• EXERCISE DETAILS:
Count how many lines have the word "title" in them. Reply with that number by itself.
begin INFORMATION GIVEN
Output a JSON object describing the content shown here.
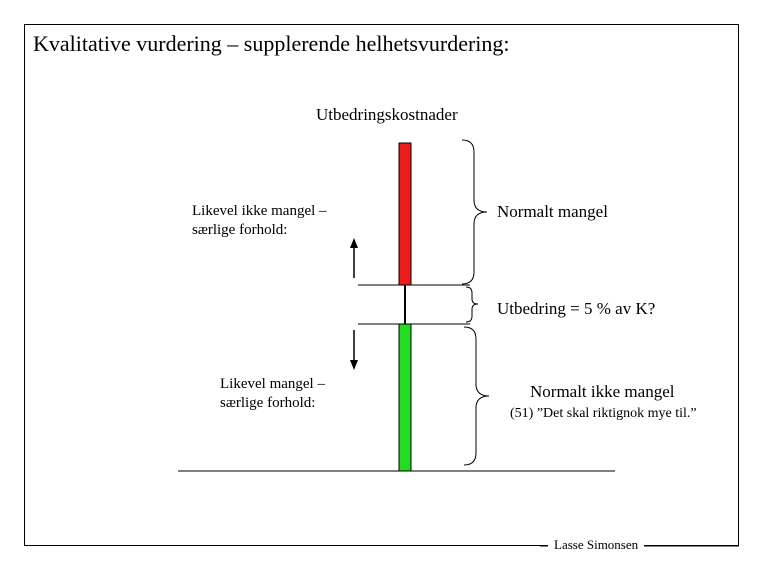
{
  "slide": {
    "title": "Kvalitative vurdering – supplerende helhetsvurdering:",
    "author": "Lasse Simonsen"
  },
  "diagram": {
    "axis_label": "Utbedringskostnader",
    "up_arrow_label": [
      "Likevel ikke mangel –",
      "særlige forhold:"
    ],
    "down_arrow_label": [
      "Likevel mangel –",
      "særlige forhold:"
    ],
    "brackets": [
      {
        "label": "Normalt mangel"
      },
      {
        "label": "Utbedring = 5 % av K?"
      },
      {
        "label": "Normalt ikke mangel",
        "note": "(51) ”Det skal riktignok mye til.”"
      }
    ],
    "colors": {
      "upper_bar": "#ee1c1c",
      "lower_bar": "#22dd22",
      "line": "#000000"
    }
  }
}
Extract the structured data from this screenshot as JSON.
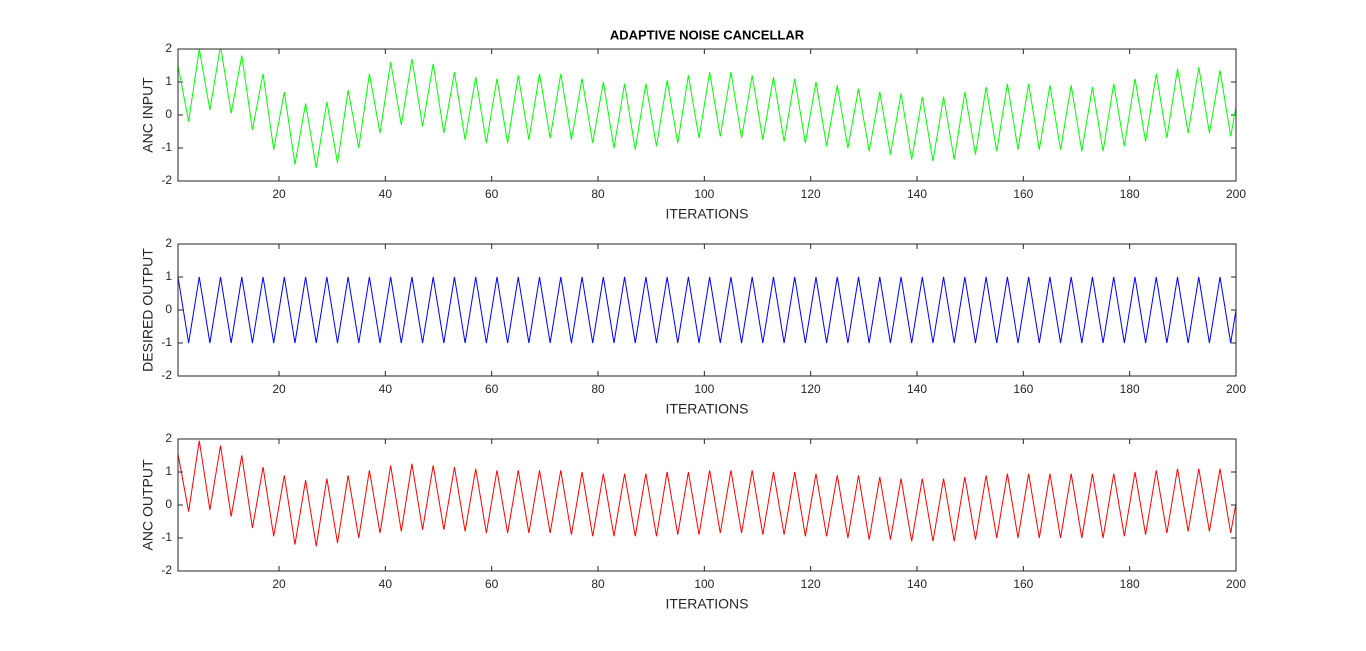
{
  "chart_data": [
    {
      "type": "line",
      "title": "ADAPTIVE NOISE CANCELLAR",
      "xlabel": "ITERATIONS",
      "ylabel": "ANC INPUT",
      "color": "#00ff00",
      "x": [
        1,
        3,
        5,
        7,
        9,
        11,
        13,
        15,
        17,
        19,
        21,
        23,
        25,
        27,
        29,
        31,
        33,
        35,
        37,
        39,
        41,
        43,
        45,
        47,
        49,
        51,
        53,
        55,
        57,
        59,
        61,
        63,
        65,
        67,
        69,
        71,
        73,
        75,
        77,
        79,
        81,
        83,
        85,
        87,
        89,
        91,
        93,
        95,
        97,
        99,
        101,
        103,
        105,
        107,
        109,
        111,
        113,
        115,
        117,
        119,
        121,
        123,
        125,
        127,
        129,
        131,
        133,
        135,
        137,
        139,
        141,
        143,
        145,
        147,
        149,
        151,
        153,
        155,
        157,
        159,
        161,
        163,
        165,
        167,
        169,
        171,
        173,
        175,
        177,
        179,
        181,
        183,
        185,
        187,
        189,
        191,
        193,
        195,
        197,
        199,
        200
      ],
      "values": [
        1.5,
        -0.2,
        2.0,
        0.15,
        2.1,
        0.05,
        1.8,
        -0.45,
        1.25,
        -1.05,
        0.7,
        -1.5,
        0.35,
        -1.6,
        0.4,
        -1.45,
        0.75,
        -1.0,
        1.25,
        -0.55,
        1.6,
        -0.3,
        1.7,
        -0.35,
        1.55,
        -0.55,
        1.3,
        -0.75,
        1.15,
        -0.85,
        1.1,
        -0.85,
        1.2,
        -0.75,
        1.25,
        -0.7,
        1.25,
        -0.75,
        1.1,
        -0.85,
        1.0,
        -1.0,
        0.95,
        -1.05,
        0.95,
        -0.95,
        1.05,
        -0.85,
        1.2,
        -0.7,
        1.3,
        -0.65,
        1.3,
        -0.7,
        1.2,
        -0.75,
        1.15,
        -0.8,
        1.1,
        -0.85,
        1.0,
        -0.95,
        0.9,
        -1.0,
        0.8,
        -1.1,
        0.7,
        -1.2,
        0.65,
        -1.35,
        0.55,
        -1.4,
        0.55,
        -1.35,
        0.7,
        -1.2,
        0.85,
        -1.1,
        0.95,
        -1.05,
        0.95,
        -1.05,
        0.9,
        -1.05,
        0.9,
        -1.1,
        0.85,
        -1.1,
        0.95,
        -0.95,
        1.1,
        -0.8,
        1.25,
        -0.7,
        1.4,
        -0.55,
        1.45,
        -0.55,
        1.35,
        -0.65,
        0.25
      ],
      "xlim": [
        1,
        200
      ],
      "xticks": [
        20,
        40,
        60,
        80,
        100,
        120,
        140,
        160,
        180,
        200
      ],
      "ylim": [
        -2,
        2
      ],
      "yticks": [
        -2,
        -1,
        0,
        1,
        2
      ]
    },
    {
      "type": "line",
      "xlabel": "ITERATIONS",
      "ylabel": "DESIRED OUTPUT",
      "color": "#0000ff",
      "x": [
        1,
        3,
        5,
        7,
        9,
        11,
        13,
        15,
        17,
        19,
        21,
        23,
        25,
        27,
        29,
        31,
        33,
        35,
        37,
        39,
        41,
        43,
        45,
        47,
        49,
        51,
        53,
        55,
        57,
        59,
        61,
        63,
        65,
        67,
        69,
        71,
        73,
        75,
        77,
        79,
        81,
        83,
        85,
        87,
        89,
        91,
        93,
        95,
        97,
        99,
        101,
        103,
        105,
        107,
        109,
        111,
        113,
        115,
        117,
        119,
        121,
        123,
        125,
        127,
        129,
        131,
        133,
        135,
        137,
        139,
        141,
        143,
        145,
        147,
        149,
        151,
        153,
        155,
        157,
        159,
        161,
        163,
        165,
        167,
        169,
        171,
        173,
        175,
        177,
        179,
        181,
        183,
        185,
        187,
        189,
        191,
        193,
        195,
        197,
        199,
        200
      ],
      "values": [
        1,
        -1,
        1,
        -1,
        1,
        -1,
        1,
        -1,
        1,
        -1,
        1,
        -1,
        1,
        -1,
        1,
        -1,
        1,
        -1,
        1,
        -1,
        1,
        -1,
        1,
        -1,
        1,
        -1,
        1,
        -1,
        1,
        -1,
        1,
        -1,
        1,
        -1,
        1,
        -1,
        1,
        -1,
        1,
        -1,
        1,
        -1,
        1,
        -1,
        1,
        -1,
        1,
        -1,
        1,
        -1,
        1,
        -1,
        1,
        -1,
        1,
        -1,
        1,
        -1,
        1,
        -1,
        1,
        -1,
        1,
        -1,
        1,
        -1,
        1,
        -1,
        1,
        -1,
        1,
        -1,
        1,
        -1,
        1,
        -1,
        1,
        -1,
        1,
        -1,
        1,
        -1,
        1,
        -1,
        1,
        -1,
        1,
        -1,
        1,
        -1,
        1,
        -1,
        1,
        -1,
        1,
        -1,
        1,
        -1,
        1,
        -1,
        0
      ],
      "xlim": [
        1,
        200
      ],
      "xticks": [
        20,
        40,
        60,
        80,
        100,
        120,
        140,
        160,
        180,
        200
      ],
      "ylim": [
        -2,
        2
      ],
      "yticks": [
        -2,
        -1,
        0,
        1,
        2
      ]
    },
    {
      "type": "line",
      "xlabel": "ITERATIONS",
      "ylabel": "ANC OUTPUT",
      "color": "#ff0000",
      "x": [
        1,
        3,
        5,
        7,
        9,
        11,
        13,
        15,
        17,
        19,
        21,
        23,
        25,
        27,
        29,
        31,
        33,
        35,
        37,
        39,
        41,
        43,
        45,
        47,
        49,
        51,
        53,
        55,
        57,
        59,
        61,
        63,
        65,
        67,
        69,
        71,
        73,
        75,
        77,
        79,
        81,
        83,
        85,
        87,
        89,
        91,
        93,
        95,
        97,
        99,
        101,
        103,
        105,
        107,
        109,
        111,
        113,
        115,
        117,
        119,
        121,
        123,
        125,
        127,
        129,
        131,
        133,
        135,
        137,
        139,
        141,
        143,
        145,
        147,
        149,
        151,
        153,
        155,
        157,
        159,
        161,
        163,
        165,
        167,
        169,
        171,
        173,
        175,
        177,
        179,
        181,
        183,
        185,
        187,
        189,
        191,
        193,
        195,
        197,
        199,
        200
      ],
      "values": [
        1.55,
        -0.2,
        1.95,
        -0.15,
        1.8,
        -0.35,
        1.5,
        -0.7,
        1.15,
        -0.95,
        0.9,
        -1.2,
        0.75,
        -1.25,
        0.8,
        -1.15,
        0.9,
        -1.0,
        1.05,
        -0.85,
        1.2,
        -0.8,
        1.25,
        -0.75,
        1.2,
        -0.75,
        1.15,
        -0.8,
        1.1,
        -0.85,
        1.05,
        -0.85,
        1.05,
        -0.85,
        1.05,
        -0.85,
        1.05,
        -0.9,
        1.0,
        -0.95,
        0.95,
        -0.95,
        0.95,
        -0.95,
        0.95,
        -0.95,
        1.0,
        -0.9,
        1.0,
        -0.9,
        1.05,
        -0.85,
        1.05,
        -0.85,
        1.05,
        -0.9,
        1.0,
        -0.9,
        1.0,
        -0.95,
        0.95,
        -0.95,
        0.9,
        -1.0,
        0.9,
        -1.05,
        0.85,
        -1.05,
        0.8,
        -1.1,
        0.8,
        -1.1,
        0.8,
        -1.1,
        0.85,
        -1.05,
        0.9,
        -1.0,
        0.95,
        -1.0,
        0.95,
        -1.0,
        0.95,
        -1.0,
        0.95,
        -1.0,
        0.95,
        -1.0,
        0.95,
        -0.95,
        1.0,
        -0.9,
        1.05,
        -0.85,
        1.1,
        -0.8,
        1.1,
        -0.8,
        1.1,
        -0.85,
        0.05
      ],
      "xlim": [
        1,
        200
      ],
      "xticks": [
        20,
        40,
        60,
        80,
        100,
        120,
        140,
        160,
        180,
        200
      ],
      "ylim": [
        -2,
        2
      ],
      "yticks": [
        -2,
        -1,
        0,
        1,
        2
      ]
    }
  ]
}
end INFORMATION GIVEN
• SOLUTION TO THIS EXERCISE:
2